Supplied records:
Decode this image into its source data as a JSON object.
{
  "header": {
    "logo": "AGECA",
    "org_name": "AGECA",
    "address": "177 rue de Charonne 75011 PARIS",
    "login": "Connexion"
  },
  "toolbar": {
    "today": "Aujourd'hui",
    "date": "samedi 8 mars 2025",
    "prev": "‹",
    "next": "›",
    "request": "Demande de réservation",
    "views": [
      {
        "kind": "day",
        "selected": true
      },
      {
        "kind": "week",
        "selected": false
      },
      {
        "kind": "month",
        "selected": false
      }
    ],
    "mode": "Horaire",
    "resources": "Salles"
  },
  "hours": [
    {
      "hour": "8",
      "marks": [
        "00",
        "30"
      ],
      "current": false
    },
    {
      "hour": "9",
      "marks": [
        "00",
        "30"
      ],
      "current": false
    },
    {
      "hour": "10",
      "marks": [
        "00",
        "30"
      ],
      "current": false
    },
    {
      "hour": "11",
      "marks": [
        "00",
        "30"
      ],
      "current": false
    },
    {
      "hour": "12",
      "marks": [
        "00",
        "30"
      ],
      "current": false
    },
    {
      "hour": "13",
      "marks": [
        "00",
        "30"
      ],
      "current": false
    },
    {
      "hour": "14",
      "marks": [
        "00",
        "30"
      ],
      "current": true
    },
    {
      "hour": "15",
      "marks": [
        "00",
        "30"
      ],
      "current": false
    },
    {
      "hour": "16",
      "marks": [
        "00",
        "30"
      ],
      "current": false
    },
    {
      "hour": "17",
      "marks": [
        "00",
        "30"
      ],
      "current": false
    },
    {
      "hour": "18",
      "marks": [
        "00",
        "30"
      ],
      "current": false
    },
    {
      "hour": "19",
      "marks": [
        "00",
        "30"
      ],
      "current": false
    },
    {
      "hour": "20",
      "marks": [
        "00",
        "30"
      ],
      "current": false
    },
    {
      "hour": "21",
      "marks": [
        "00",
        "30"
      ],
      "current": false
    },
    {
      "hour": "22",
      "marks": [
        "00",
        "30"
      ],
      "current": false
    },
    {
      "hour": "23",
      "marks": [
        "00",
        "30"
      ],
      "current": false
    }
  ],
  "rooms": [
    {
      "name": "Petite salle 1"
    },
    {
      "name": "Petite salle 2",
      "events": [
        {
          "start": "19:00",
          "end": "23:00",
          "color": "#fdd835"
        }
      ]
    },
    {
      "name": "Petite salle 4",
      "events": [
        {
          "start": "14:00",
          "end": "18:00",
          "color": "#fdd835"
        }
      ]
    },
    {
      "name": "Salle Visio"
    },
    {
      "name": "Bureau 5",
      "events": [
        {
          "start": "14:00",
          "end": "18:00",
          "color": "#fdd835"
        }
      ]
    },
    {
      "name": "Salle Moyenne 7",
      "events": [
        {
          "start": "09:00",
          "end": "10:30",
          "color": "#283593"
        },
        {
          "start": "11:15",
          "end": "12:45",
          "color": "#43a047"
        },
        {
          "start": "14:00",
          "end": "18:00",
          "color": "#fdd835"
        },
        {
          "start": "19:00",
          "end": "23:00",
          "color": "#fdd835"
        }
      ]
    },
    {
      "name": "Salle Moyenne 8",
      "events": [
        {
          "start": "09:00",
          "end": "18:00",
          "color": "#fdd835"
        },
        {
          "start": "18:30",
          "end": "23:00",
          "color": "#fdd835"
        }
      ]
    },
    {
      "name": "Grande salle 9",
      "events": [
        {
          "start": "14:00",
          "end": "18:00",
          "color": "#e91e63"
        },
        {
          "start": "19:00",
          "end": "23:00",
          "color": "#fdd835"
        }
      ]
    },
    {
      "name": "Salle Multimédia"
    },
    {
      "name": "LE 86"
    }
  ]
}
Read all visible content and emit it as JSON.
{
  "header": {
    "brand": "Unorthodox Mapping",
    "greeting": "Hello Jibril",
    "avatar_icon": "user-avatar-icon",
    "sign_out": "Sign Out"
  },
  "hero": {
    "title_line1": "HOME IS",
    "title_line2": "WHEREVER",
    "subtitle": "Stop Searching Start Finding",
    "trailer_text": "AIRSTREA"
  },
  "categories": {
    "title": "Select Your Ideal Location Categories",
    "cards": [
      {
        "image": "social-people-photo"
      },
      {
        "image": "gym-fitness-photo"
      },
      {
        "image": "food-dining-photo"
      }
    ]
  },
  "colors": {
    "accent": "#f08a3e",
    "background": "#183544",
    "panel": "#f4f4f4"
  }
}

Prompt:
Go through the material above line by line and copy it exactly.

Solved problem:
Decode this image into its source data as a JSON object.
{
  "header": {
    "logo": "AGECA",
    "org_name": "AGECA",
    "address": "177 rue de Charonne 75011 PARIS",
    "login": "Connexion"
  },
  "toolbar": {
    "today": "Aujourd'hui",
    "date": "samedi 8 mars 2025",
    "prev": "‹",
    "next": "›",
    "request": "Demande de réservation",
    "views": [
      {
        "kind": "day",
        "selected": true
      },
      {
        "kind": "week",
        "selected": false
      },
      {
        "kind": "month",
        "selected": false
      }
    ],
    "mode": "Horaire",
    "resources": "Salles"
  },
  "hours": [
    {
      "hour": "8",
      "marks": [
        "00",
        "30"
      ],
      "current": false
    },
    {
      "hour": "9",
      "marks": [
        "00",
        "30"
      ],
      "current": false
    },
    {
      "hour": "10",
      "marks": [
        "00",
        "30"
      ],
      "current": false
    },
    {
      "hour": "11",
      "marks": [
        "00",
        "30"
      ],
      "current": false
    },
    {
      "hour": "12",
      "marks": [
        "00",
        "30"
      ],
      "current": false
    },
    {
      "hour": "13",
      "marks": [
        "00",
        "30"
      ],
      "current": false
    },
    {
      "hour": "14",
      "marks": [
        "00",
        "30"
      ],
      "current": true
    },
    {
      "hour": "15",
      "marks": [
        "00",
        "30"
      ],
      "current": false
    },
    {
      "hour": "16",
      "marks": [
        "00",
        "30"
      ],
      "current": false
    },
    {
      "hour": "17",
      "marks": [
        "00",
        "30"
      ],
      "current": false
    },
    {
      "hour": "18",
      "marks": [
        "00",
        "30"
      ],
      "current": false
    },
    {
      "hour": "19",
      "marks": [
        "00",
        "30"
      ],
      "current": false
    },
    {
      "hour": "20",
      "marks": [
        "00",
        "30"
      ],
      "current": false
    },
    {
      "hour": "21",
      "marks": [
        "00",
        "30"
      ],
      "current": false
    },
    {
      "hour": "22",
      "marks": [
        "00",
        "30"
      ],
      "current": false
    },
    {
      "hour": "23",
      "marks": [
        "00",
        "30"
      ],
      "current": false
    }
  ],
  "rooms": [
    {
      "name": "Petite salle 1"
    },
    {
      "name": "Petite salle 2",
      "events": [
        {
          "start": "19:00",
          "end": "23:00",
          "color": "#fdd835"
        }
      ]
    },
    {
      "name": "Petite salle 4",
      "events": [
        {
          "start": "14:00",
          "end": "18:00",
          "color": "#fdd835"
        }
      ]
    },
    {
      "name": "Salle Visio"
    },
    {
      "name": "Bureau 5",
      "events": [
        {
          "start": "14:00",
          "end": "18:00",
          "color": "#fdd835"
        }
      ]
    },
    {
      "name": "Salle Moyenne 7",
      "events": [
        {
          "start": "09:00",
          "end": "10:30",
          "color": "#283593"
        },
        {
          "start": "11:15",
          "end": "12:45",
          "color": "#43a047"
        },
        {
          "start": "14:00",
          "end": "18:00",
          "color": "#fdd835"
        },
        {
          "start": "19:00",
          "end": "23:00",
          "color": "#fdd835"
        }
      ]
    },
    {
      "name": "Salle Moyenne 8",
      "events": [
        {
          "start": "09:00",
          "end": "18:00",
          "color": "#fdd835"
        },
        {
          "start": "18:30",
          "end": "23:00",
          "color": "#fdd835"
        }
      ]
    },
    {
      "name": "Grande salle 9",
      "events": [
        {
          "start": "14:00",
          "end": "18:00",
          "color": "#e91e63"
        },
        {
          "start": "19:00",
          "end": "23:00",
          "color": "#fdd835"
        }
      ]
    },
    {
      "name": "Salle Multimédia"
    },
    {
      "name": "LE 86"
    }
  ]
}
Read all visible content and emit it as JSON.
{
  "header": {
    "brand": "Unorthodox Mapping",
    "greeting": "Hello Jibril",
    "avatar_icon": "user-avatar-icon",
    "sign_out": "Sign Out"
  },
  "hero": {
    "title_line1": "HOME IS",
    "title_line2": "WHEREVER",
    "subtitle": "Stop Searching Start Finding",
    "trailer_text": "AIRSTREA"
  },
  "categories": {
    "title": "Select Your Ideal Location Categories",
    "cards": [
      {
        "image": "social-people-photo"
      },
      {
        "image": "gym-fitness-photo"
      },
      {
        "image": "food-dining-photo"
      }
    ]
  },
  "colors": {
    "accent": "#f08a3e",
    "background": "#183544",
    "panel": "#f4f4f4"
  }
}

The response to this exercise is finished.